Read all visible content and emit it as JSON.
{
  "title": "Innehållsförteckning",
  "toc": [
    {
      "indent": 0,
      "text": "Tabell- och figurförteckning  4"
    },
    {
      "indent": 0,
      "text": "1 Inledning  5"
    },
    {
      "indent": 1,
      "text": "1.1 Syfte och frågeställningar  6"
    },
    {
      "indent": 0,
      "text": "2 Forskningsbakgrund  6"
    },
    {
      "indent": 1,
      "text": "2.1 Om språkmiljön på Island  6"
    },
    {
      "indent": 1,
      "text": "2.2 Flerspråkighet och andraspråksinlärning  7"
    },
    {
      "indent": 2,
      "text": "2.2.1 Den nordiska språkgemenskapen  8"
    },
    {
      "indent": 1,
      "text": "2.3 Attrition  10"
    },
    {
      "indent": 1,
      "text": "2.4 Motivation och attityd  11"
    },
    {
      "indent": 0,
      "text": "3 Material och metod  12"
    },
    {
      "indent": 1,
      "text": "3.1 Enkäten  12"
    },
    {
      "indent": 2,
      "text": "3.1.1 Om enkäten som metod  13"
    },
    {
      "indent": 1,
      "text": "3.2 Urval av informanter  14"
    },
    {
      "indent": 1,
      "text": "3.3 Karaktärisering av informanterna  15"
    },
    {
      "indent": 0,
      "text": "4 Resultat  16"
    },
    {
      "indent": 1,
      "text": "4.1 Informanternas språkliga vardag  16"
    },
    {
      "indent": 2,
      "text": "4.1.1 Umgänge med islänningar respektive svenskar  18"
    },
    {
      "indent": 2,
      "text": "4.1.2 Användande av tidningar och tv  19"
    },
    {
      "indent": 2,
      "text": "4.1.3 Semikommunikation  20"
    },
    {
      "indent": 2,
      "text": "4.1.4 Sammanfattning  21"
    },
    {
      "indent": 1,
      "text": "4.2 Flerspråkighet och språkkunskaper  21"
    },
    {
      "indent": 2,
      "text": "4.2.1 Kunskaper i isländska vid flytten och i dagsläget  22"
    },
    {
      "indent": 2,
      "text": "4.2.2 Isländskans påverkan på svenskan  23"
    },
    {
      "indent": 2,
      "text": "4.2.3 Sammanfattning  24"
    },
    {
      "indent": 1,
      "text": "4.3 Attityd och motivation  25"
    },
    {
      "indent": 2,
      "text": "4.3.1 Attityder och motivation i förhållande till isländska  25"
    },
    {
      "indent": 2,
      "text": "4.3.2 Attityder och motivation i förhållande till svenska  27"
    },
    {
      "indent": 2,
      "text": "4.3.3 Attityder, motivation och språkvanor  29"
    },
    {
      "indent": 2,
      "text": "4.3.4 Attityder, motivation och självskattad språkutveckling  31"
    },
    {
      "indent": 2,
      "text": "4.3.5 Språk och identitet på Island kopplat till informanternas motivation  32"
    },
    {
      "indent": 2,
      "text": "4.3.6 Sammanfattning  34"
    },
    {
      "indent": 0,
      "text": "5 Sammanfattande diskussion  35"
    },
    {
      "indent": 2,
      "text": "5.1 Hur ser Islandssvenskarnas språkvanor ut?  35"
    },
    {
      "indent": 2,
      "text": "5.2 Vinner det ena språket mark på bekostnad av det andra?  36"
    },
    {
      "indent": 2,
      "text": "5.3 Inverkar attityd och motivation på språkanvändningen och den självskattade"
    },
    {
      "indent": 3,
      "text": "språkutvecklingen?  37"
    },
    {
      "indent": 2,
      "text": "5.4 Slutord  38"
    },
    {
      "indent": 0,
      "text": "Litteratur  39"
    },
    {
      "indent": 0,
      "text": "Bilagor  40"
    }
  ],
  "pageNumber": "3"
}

········

### Instructions for the task
Please restate the whole listing word for word.

### Correct response
Read all visible content and emit it as JSON.
{
  "title": "Innehållsförteckning",
  "toc": [
    {
      "indent": 0,
      "text": "Tabell- och figurförteckning  4"
    },
    {
      "indent": 0,
      "text": "1 Inledning  5"
    },
    {
      "indent": 1,
      "text": "1.1 Syfte och frågeställningar  6"
    },
    {
      "indent": 0,
      "text": "2 Forskningsbakgrund  6"
    },
    {
      "indent": 1,
      "text": "2.1 Om språkmiljön på Island  6"
    },
    {
      "indent": 1,
      "text": "2.2 Flerspråkighet och andraspråksinlärning  7"
    },
    {
      "indent": 2,
      "text": "2.2.1 Den nordiska språkgemenskapen  8"
    },
    {
      "indent": 1,
      "text": "2.3 Attrition  10"
    },
    {
      "indent": 1,
      "text": "2.4 Motivation och attityd  11"
    },
    {
      "indent": 0,
      "text": "3 Material och metod  12"
    },
    {
      "indent": 1,
      "text": "3.1 Enkäten  12"
    },
    {
      "indent": 2,
      "text": "3.1.1 Om enkäten som metod  13"
    },
    {
      "indent": 1,
      "text": "3.2 Urval av informanter  14"
    },
    {
      "indent": 1,
      "text": "3.3 Karaktärisering av informanterna  15"
    },
    {
      "indent": 0,
      "text": "4 Resultat  16"
    },
    {
      "indent": 1,
      "text": "4.1 Informanternas språkliga vardag  16"
    },
    {
      "indent": 2,
      "text": "4.1.1 Umgänge med islänningar respektive svenskar  18"
    },
    {
      "indent": 2,
      "text": "4.1.2 Användande av tidningar och tv  19"
    },
    {
      "indent": 2,
      "text": "4.1.3 Semikommunikation  20"
    },
    {
      "indent": 2,
      "text": "4.1.4 Sammanfattning  21"
    },
    {
      "indent": 1,
      "text": "4.2 Flerspråkighet och språkkunskaper  21"
    },
    {
      "indent": 2,
      "text": "4.2.1 Kunskaper i isländska vid flytten och i dagsläget  22"
    },
    {
      "indent": 2,
      "text": "4.2.2 Isländskans påverkan på svenskan  23"
    },
    {
      "indent": 2,
      "text": "4.2.3 Sammanfattning  24"
    },
    {
      "indent": 1,
      "text": "4.3 Attityd och motivation  25"
    },
    {
      "indent": 2,
      "text": "4.3.1 Attityder och motivation i förhållande till isländska  25"
    },
    {
      "indent": 2,
      "text": "4.3.2 Attityder och motivation i förhållande till svenska  27"
    },
    {
      "indent": 2,
      "text": "4.3.3 Attityder, motivation och språkvanor  29"
    },
    {
      "indent": 2,
      "text": "4.3.4 Attityder, motivation och självskattad språkutveckling  31"
    },
    {
      "indent": 2,
      "text": "4.3.5 Språk och identitet på Island kopplat till informanternas motivation  32"
    },
    {
      "indent": 2,
      "text": "4.3.6 Sammanfattning  34"
    },
    {
      "indent": 0,
      "text": "5 Sammanfattande diskussion  35"
    },
    {
      "indent": 2,
      "text": "5.1 Hur ser Islandssvenskarnas språkvanor ut?  35"
    },
    {
      "indent": 2,
      "text": "5.2 Vinner det ena språket mark på bekostnad av det andra?  36"
    },
    {
      "indent": 2,
      "text": "5.3 Inverkar attityd och motivation på språkanvändningen och den självskattade"
    },
    {
      "indent": 3,
      "text": "språkutvecklingen?  37"
    },
    {
      "indent": 2,
      "text": "5.4 Slutord  38"
    },
    {
      "indent": 0,
      "text": "Litteratur  39"
    },
    {
      "indent": 0,
      "text": "Bilagor  40"
    }
  ],
  "pageNumber": "3"
}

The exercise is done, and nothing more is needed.